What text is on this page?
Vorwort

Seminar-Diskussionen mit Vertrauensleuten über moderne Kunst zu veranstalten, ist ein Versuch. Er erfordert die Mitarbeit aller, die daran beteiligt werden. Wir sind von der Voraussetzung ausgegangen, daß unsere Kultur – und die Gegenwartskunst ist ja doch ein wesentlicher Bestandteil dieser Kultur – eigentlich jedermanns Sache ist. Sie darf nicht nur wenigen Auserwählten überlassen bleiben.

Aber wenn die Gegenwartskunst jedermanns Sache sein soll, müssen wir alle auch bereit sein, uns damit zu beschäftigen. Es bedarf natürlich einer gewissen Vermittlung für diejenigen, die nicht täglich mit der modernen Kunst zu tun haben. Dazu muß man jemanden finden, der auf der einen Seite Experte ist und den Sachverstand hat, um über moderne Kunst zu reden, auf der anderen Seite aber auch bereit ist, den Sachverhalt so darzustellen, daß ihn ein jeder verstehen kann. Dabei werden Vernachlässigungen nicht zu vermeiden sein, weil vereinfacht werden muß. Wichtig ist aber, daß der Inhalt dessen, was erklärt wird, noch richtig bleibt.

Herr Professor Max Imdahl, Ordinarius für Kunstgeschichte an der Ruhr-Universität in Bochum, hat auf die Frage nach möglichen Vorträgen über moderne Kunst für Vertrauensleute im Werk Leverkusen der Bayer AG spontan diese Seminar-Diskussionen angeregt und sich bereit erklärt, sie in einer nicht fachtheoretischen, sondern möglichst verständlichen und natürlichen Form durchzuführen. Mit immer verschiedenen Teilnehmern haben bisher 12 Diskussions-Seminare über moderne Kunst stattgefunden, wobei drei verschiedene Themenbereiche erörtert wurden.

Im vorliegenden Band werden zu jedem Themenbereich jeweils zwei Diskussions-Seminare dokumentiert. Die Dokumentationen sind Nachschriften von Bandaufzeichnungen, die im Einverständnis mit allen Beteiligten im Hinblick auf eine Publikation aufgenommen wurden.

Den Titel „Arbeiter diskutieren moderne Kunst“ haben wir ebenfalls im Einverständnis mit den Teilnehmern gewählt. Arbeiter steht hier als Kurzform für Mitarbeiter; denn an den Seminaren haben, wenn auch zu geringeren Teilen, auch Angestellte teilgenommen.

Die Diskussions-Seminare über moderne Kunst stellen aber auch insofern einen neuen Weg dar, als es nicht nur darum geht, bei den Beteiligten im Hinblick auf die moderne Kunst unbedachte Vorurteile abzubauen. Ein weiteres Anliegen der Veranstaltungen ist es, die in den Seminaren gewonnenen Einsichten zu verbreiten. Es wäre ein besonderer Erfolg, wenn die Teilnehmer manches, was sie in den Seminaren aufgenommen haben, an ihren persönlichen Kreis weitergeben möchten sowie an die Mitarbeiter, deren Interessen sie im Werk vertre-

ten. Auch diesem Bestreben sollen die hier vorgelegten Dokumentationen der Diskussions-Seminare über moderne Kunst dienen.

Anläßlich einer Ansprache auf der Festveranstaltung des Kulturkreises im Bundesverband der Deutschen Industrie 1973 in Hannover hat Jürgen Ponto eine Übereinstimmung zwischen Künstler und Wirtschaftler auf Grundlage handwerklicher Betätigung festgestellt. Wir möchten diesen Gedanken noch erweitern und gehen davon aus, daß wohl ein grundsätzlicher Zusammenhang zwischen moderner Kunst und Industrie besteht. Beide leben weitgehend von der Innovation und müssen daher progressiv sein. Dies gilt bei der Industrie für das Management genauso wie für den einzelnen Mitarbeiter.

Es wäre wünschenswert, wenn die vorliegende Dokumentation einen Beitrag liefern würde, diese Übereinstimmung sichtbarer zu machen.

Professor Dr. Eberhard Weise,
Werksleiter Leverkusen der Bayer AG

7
++++++++++
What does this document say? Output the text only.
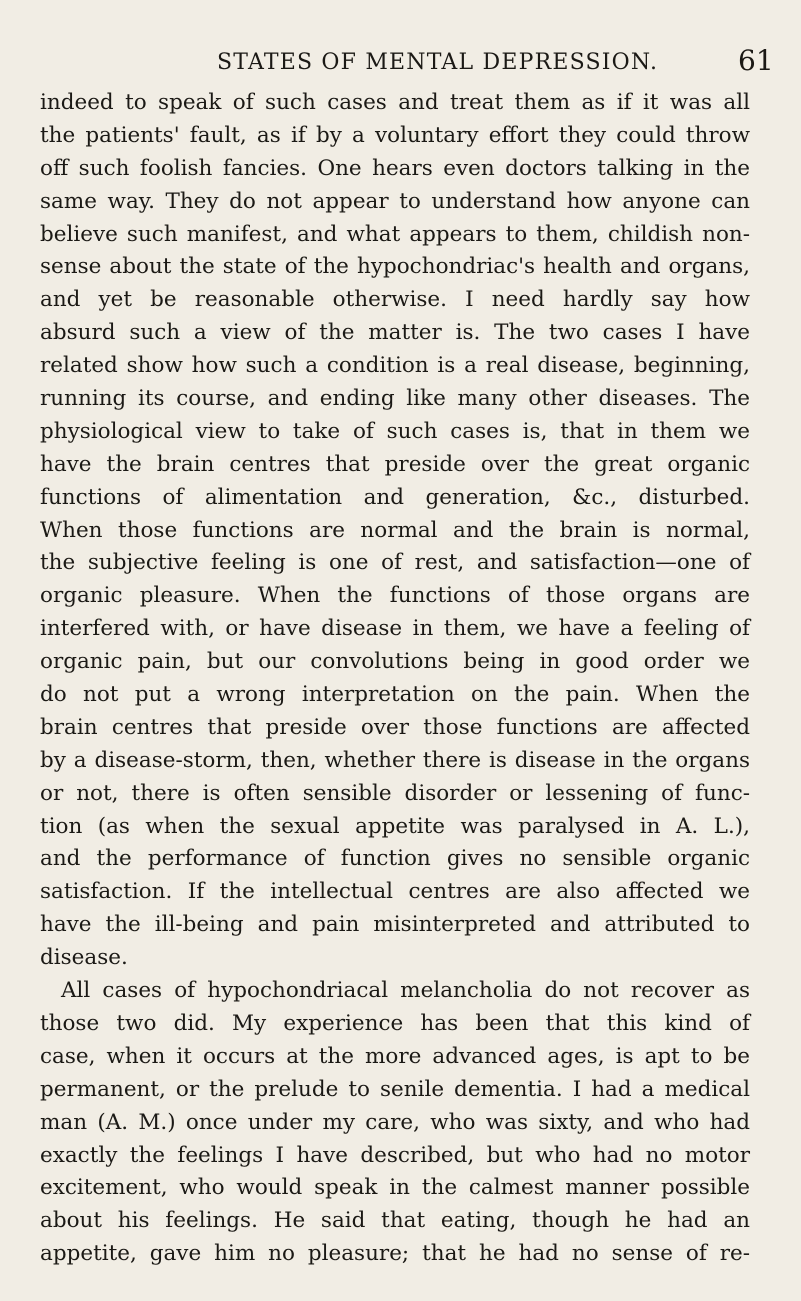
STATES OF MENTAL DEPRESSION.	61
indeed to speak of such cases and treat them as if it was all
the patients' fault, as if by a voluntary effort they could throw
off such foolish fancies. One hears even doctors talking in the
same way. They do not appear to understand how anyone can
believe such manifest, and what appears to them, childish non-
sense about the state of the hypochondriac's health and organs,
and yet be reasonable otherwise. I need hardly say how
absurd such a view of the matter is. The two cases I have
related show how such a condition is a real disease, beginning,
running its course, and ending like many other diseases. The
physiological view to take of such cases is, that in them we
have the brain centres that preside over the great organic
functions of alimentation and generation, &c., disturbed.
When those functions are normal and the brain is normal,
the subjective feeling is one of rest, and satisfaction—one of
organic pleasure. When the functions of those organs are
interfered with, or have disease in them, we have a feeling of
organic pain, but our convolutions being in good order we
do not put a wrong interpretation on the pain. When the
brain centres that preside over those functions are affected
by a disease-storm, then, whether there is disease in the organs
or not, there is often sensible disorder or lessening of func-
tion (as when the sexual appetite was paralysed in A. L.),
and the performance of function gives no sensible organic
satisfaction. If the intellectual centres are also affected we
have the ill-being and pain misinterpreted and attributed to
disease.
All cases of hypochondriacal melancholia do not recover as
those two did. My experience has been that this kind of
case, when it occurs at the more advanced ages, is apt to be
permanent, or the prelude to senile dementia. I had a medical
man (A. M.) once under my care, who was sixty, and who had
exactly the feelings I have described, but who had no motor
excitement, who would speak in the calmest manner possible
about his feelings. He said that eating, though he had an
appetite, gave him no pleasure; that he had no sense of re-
++++++++++
◆ TASK DESCRIPTION
Show all lines from the data above in which the word "einer" appears.

◆ RESPONSE TO THE EXERCISE
Aber wenn die Gegenwartskunst jedermanns Sache sein soll, müssen wir alle auch bereit sein, uns damit zu beschäftigen. Es bedarf natürlich einer gewissen Vermittlung für diejenigen, die nicht täglich mit der modernen Kunst zu tun haben. Dazu muß man jemanden finden, der auf der einen Seite Experte ist und den Sachverstand hat, um über moderne Kunst zu reden, auf der anderen Seite aber auch bereit ist, den Sachverhalt so darzustellen, daß ihn ein jeder verstehen kann. Dabei werden Vernachlässigungen nicht zu vermeiden sein, weil vereinfacht werden muß. Wichtig ist aber, daß der Inhalt dessen, was erklärt wird, noch richtig bleibt.
Herr Professor Max Imdahl, Ordinarius für Kunstgeschichte an der Ruhr-Universität in Bochum, hat auf die Frage nach möglichen Vorträgen über moderne Kunst für Vertrauensleute im Werk Leverkusen der Bayer AG spontan diese Seminar-Diskussionen angeregt und sich bereit erklärt, sie in einer nicht fachtheoretischen, sondern möglichst verständlichen und natürlichen Form durchzuführen. Mit immer verschiedenen Teilnehmern haben bisher 12 Diskussions-Seminare über moderne Kunst stattgefunden, wobei drei verschiedene Themenbereiche erörtert wurden.
Anläßlich einer Ansprache auf der Festveranstaltung des Kulturkreises im Bundesverband der Deutschen Industrie 1973 in Hannover hat Jürgen Ponto eine Übereinstimmung zwischen Künstler und Wirtschaftler auf Grundlage handwerklicher Betätigung festgestellt. Wir möchten diesen Gedanken noch erweitern und gehen davon aus, daß wohl ein grundsätzlicher Zusammenhang zwischen moderner Kunst und Industrie besteht. Beide leben weitgehend von der Innovation und müssen daher progressiv sein. Dies gilt bei der Industrie für das Management genauso wie für den einzelnen Mitarbeiter.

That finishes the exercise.